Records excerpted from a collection
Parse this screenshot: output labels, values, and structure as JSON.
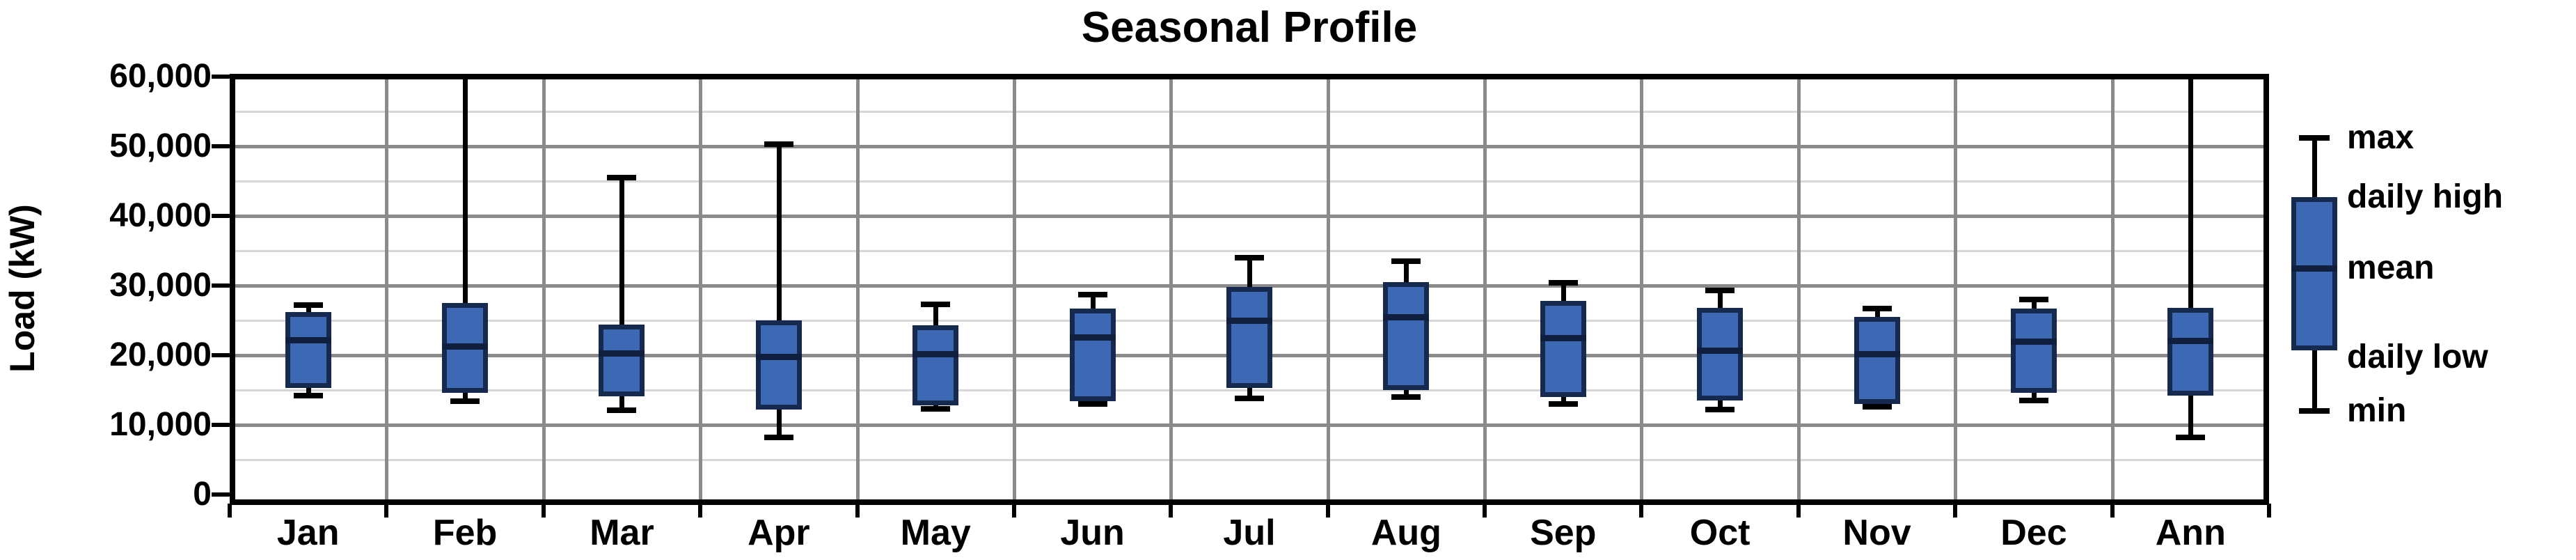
{
  "title": "Seasonal Profile",
  "y_axis": {
    "label": "Load (kW)",
    "ticks": [
      {
        "label": "60,000",
        "value": 60000
      },
      {
        "label": "50,000",
        "value": 50000
      },
      {
        "label": "40,000",
        "value": 40000
      },
      {
        "label": "30,000",
        "value": 30000
      },
      {
        "label": "20,000",
        "value": 20000
      },
      {
        "label": "10,000",
        "value": 10000
      },
      {
        "label": "0",
        "value": 0
      }
    ]
  },
  "x_axis": {
    "categories": [
      "Jan",
      "Feb",
      "Mar",
      "Apr",
      "May",
      "Jun",
      "Jul",
      "Aug",
      "Sep",
      "Oct",
      "Nov",
      "Dec",
      "Ann"
    ]
  },
  "legend": {
    "items": [
      {
        "label": "max"
      },
      {
        "label": "daily high"
      },
      {
        "label": "mean"
      },
      {
        "label": "daily low"
      },
      {
        "label": "min"
      }
    ]
  },
  "colors": {
    "box_fill": "#3d69b4",
    "box_border": "#16294f",
    "mean_line": "#101f3d",
    "whisker": "#000000",
    "grid_major": "#8a8a8a",
    "grid_minor": "#d7d7d7",
    "axis": "#000000",
    "background": "#ffffff"
  },
  "chart_data": {
    "type": "boxplot",
    "title": "Seasonal Profile",
    "ylabel": "Load (kW)",
    "ylim": [
      0,
      60000
    ],
    "grid": {
      "major_step": 10000,
      "minor_step": 5000,
      "grid_on": true
    },
    "legend_position": "right",
    "whisker_roles": [
      "min",
      "daily_low",
      "mean",
      "daily_high",
      "max"
    ],
    "categories": [
      "Jan",
      "Feb",
      "Mar",
      "Apr",
      "May",
      "Jun",
      "Jul",
      "Aug",
      "Sep",
      "Oct",
      "Nov",
      "Dec",
      "Ann"
    ],
    "boxes": [
      {
        "label": "Jan",
        "min": 14200,
        "daily_low": 15300,
        "mean": 22200,
        "daily_high": 26200,
        "max": 27200
      },
      {
        "label": "Feb",
        "min": 13400,
        "daily_low": 14600,
        "mean": 21300,
        "daily_high": 27500,
        "max": 60000,
        "max_clipped_at_axis_top": true
      },
      {
        "label": "Mar",
        "min": 12100,
        "daily_low": 14100,
        "mean": 20300,
        "daily_high": 24400,
        "max": 45500
      },
      {
        "label": "Apr",
        "min": 8200,
        "daily_low": 12200,
        "mean": 19800,
        "daily_high": 25000,
        "max": 50300
      },
      {
        "label": "May",
        "min": 12300,
        "daily_low": 12800,
        "mean": 20200,
        "daily_high": 24300,
        "max": 27300
      },
      {
        "label": "Jun",
        "min": 13000,
        "daily_low": 13400,
        "mean": 22600,
        "daily_high": 26700,
        "max": 28700
      },
      {
        "label": "Jul",
        "min": 13800,
        "daily_low": 15300,
        "mean": 25000,
        "daily_high": 29800,
        "max": 34000
      },
      {
        "label": "Aug",
        "min": 14000,
        "daily_low": 15000,
        "mean": 25500,
        "daily_high": 30500,
        "max": 33500
      },
      {
        "label": "Sep",
        "min": 13000,
        "daily_low": 14000,
        "mean": 22500,
        "daily_high": 27800,
        "max": 30400
      },
      {
        "label": "Oct",
        "min": 12200,
        "daily_low": 13500,
        "mean": 20700,
        "daily_high": 26800,
        "max": 29300
      },
      {
        "label": "Nov",
        "min": 12600,
        "daily_low": 13000,
        "mean": 20200,
        "daily_high": 25500,
        "max": 26700
      },
      {
        "label": "Dec",
        "min": 13500,
        "daily_low": 14600,
        "mean": 22000,
        "daily_high": 26700,
        "max": 28000
      },
      {
        "label": "Ann",
        "min": 8200,
        "daily_low": 14200,
        "mean": 22100,
        "daily_high": 26800,
        "max": 60000,
        "max_clipped_at_axis_top": true
      }
    ]
  }
}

SET TASK:
Show all lines in the entries above where the word "title" appears.

REPLY:
  "title": "Seasonal Profile",
    "title": "Seasonal Profile",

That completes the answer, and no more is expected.